:: ITEMS ::

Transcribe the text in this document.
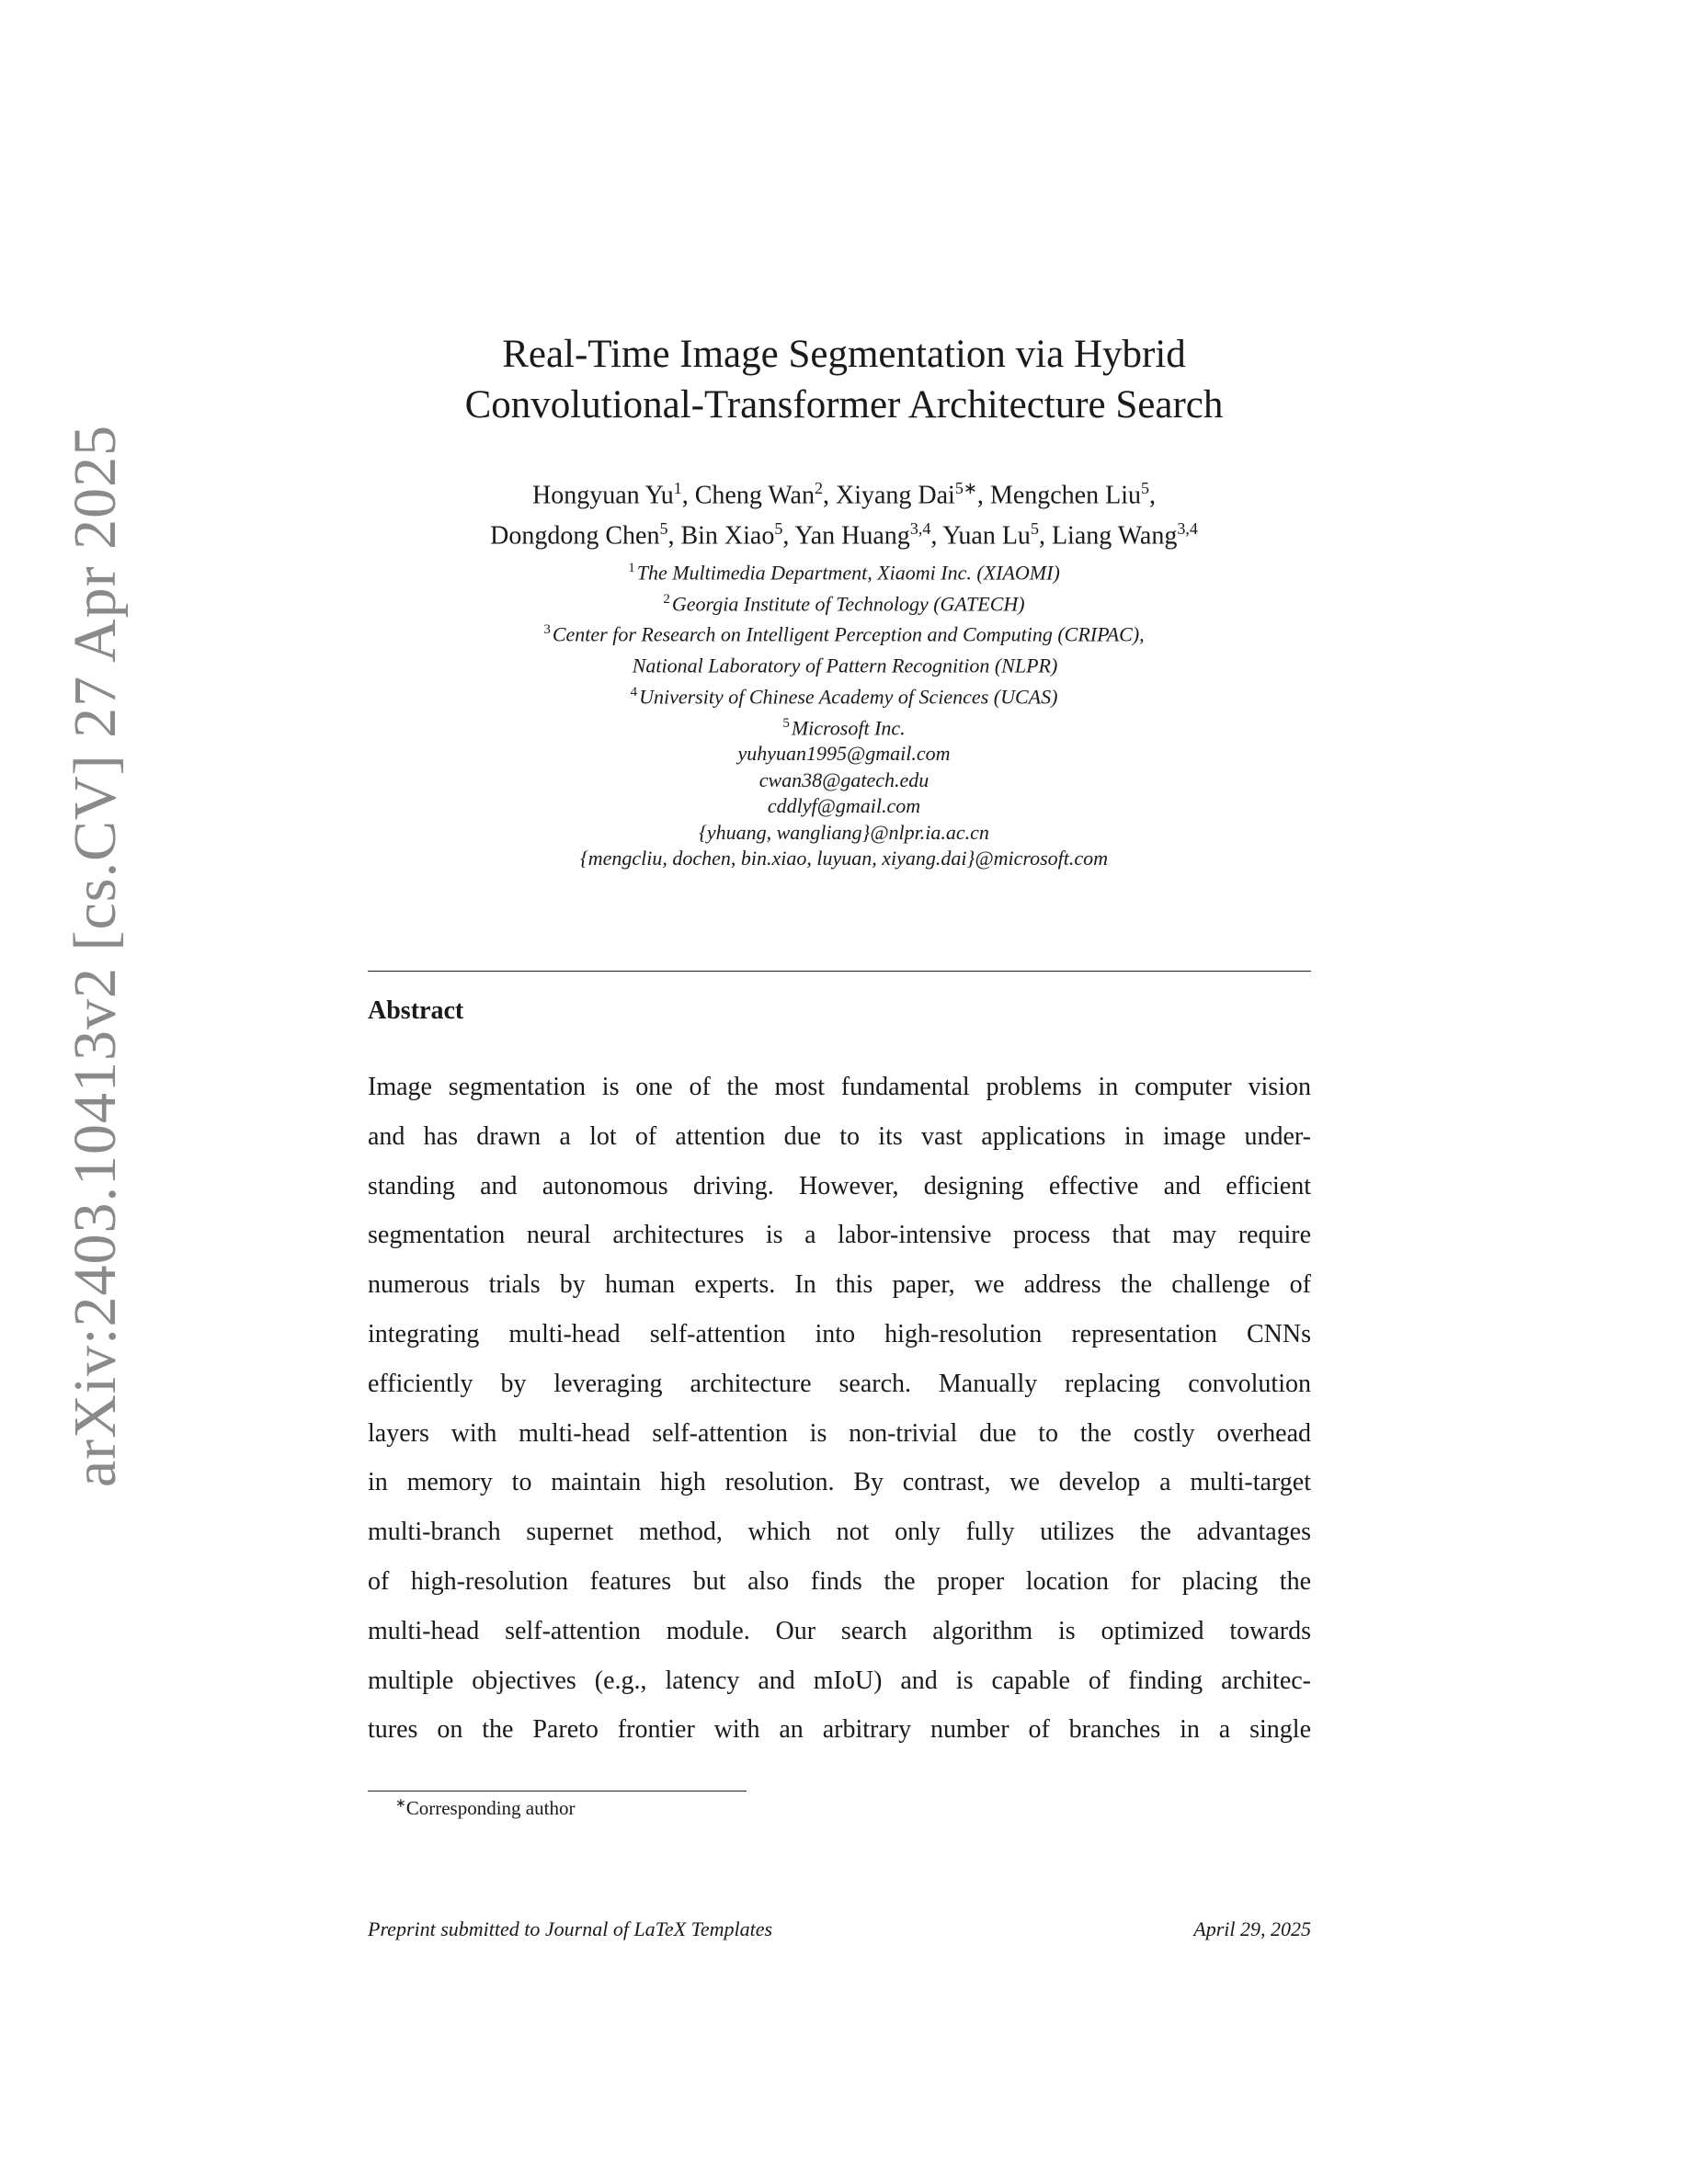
arXiv:2403.10413v2 [cs.CV] 27 Apr 2025
Real-Time Image Segmentation via Hybrid
Convolutional-Transformer Architecture Search
Hongyuan Yu$^1$, Cheng Wan$^2$, Xiyang Dai$^{5∗}$, Mengchen Liu$^5$,
Dongdong Chen$^5$, Bin Xiao$^5$, Yan Huang$^{3,4}$, Yuan Lu$^5$, Liang Wang$^{3,4}$
$^1$The Multimedia Department, Xiaomi Inc. (XIAOMI)
$^2$Georgia Institute of Technology (GATECH)
$^3$Center for Research on Intelligent Perception and Computing (CRIPAC),
National Laboratory of Pattern Recognition (NLPR)
$^4$University of Chinese Academy of Sciences (UCAS)
$^5$Microsoft Inc.
yuhyuan1995@gmail.com
cwan38@gatech.edu
cddlyf@gmail.com
{yhuang, wangliang}@nlpr.ia.ac.cn
{mengcliu, dochen, bin.xiao, luyuan, xiyang.dai}@microsoft.com
Abstract
Image segmentation is one of the most fundamental problems in computer vision
and has drawn a lot of attention due to its vast applications in image under-
standing and autonomous driving. However, designing effective and efficient
segmentation neural architectures is a labor-intensive process that may require
numerous trials by human experts. In this paper, we address the challenge of
integrating multi-head self-attention into high-resolution representation CNNs
efficiently by leveraging architecture search. Manually replacing convolution
layers with multi-head self-attention is non-trivial due to the costly overhead
in memory to maintain high resolution. By contrast, we develop a multi-target
multi-branch supernet method, which not only fully utilizes the advantages
of high-resolution features but also finds the proper location for placing the
multi-head self-attention module. Our search algorithm is optimized towards
multiple objectives (e.g., latency and mIoU) and is capable of finding architec-
tures on the Pareto frontier with an arbitrary number of branches in a single
∗Corresponding author
Preprint submitted to Journal of LaTeX Templates	April 29, 2025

:: SHORT EXERCISE ::
Which lines hold the word "with"? Copy every one of them.

:: WRITTEN ANSWER ::
layers with multi-head self-attention is non-trivial due to the costly overhead
tures on the Pareto frontier with an arbitrary number of branches in a single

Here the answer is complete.